- STATED TASK: Copy each line exactly. Drop every picture.

----------------

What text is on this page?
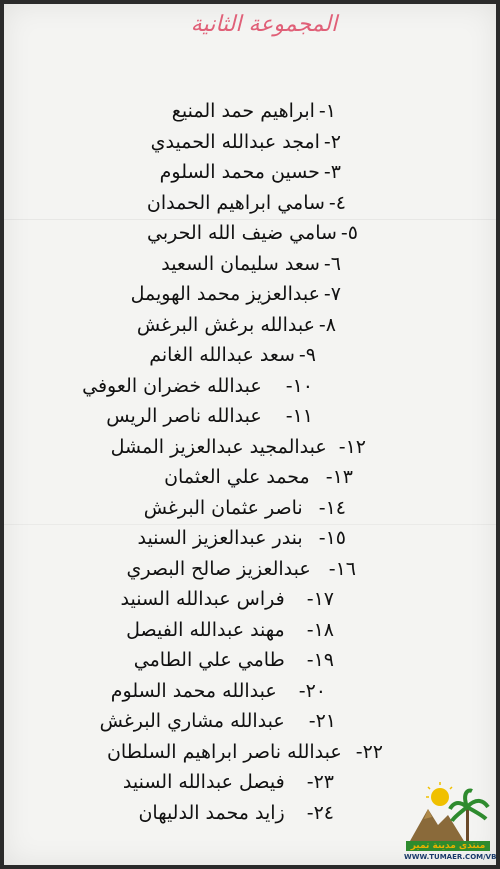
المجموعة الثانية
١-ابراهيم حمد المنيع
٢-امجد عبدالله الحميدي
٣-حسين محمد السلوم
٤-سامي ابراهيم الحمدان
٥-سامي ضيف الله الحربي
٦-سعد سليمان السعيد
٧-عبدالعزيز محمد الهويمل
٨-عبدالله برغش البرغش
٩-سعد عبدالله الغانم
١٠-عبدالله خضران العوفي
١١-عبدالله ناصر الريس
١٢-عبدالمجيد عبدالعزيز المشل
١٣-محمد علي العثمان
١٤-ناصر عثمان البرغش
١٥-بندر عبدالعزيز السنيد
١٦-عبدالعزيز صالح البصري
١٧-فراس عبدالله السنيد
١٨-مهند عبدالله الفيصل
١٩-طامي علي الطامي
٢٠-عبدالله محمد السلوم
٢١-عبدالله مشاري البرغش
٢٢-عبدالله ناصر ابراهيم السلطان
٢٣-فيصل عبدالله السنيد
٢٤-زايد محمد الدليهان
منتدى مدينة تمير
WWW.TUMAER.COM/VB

----------------

- RIGHT ANSWER:
What text is on this page?
المجموعة الثانية
١-ابراهيم حمد المنيع
٢-امجد عبدالله الحميدي
٣-حسين محمد السلوم
٤-سامي ابراهيم الحمدان
٥-سامي ضيف الله الحربي
٦-سعد سليمان السعيد
٧-عبدالعزيز محمد الهويمل
٨-عبدالله برغش البرغش
٩-سعد عبدالله الغانم
١٠-عبدالله خضران العوفي
١١-عبدالله ناصر الريس
١٢-عبدالمجيد عبدالعزيز المشل
١٣-محمد علي العثمان
١٤-ناصر عثمان البرغش
١٥-بندر عبدالعزيز السنيد
١٦-عبدالعزيز صالح البصري
١٧-فراس عبدالله السنيد
١٨-مهند عبدالله الفيصل
١٩-طامي علي الطامي
٢٠-عبدالله محمد السلوم
٢١-عبدالله مشاري البرغش
٢٢-عبدالله ناصر ابراهيم السلطان
٢٣-فيصل عبدالله السنيد
٢٤-زايد محمد الدليهان
منتدى مدينة تمير
WWW.TUMAER.COM/VB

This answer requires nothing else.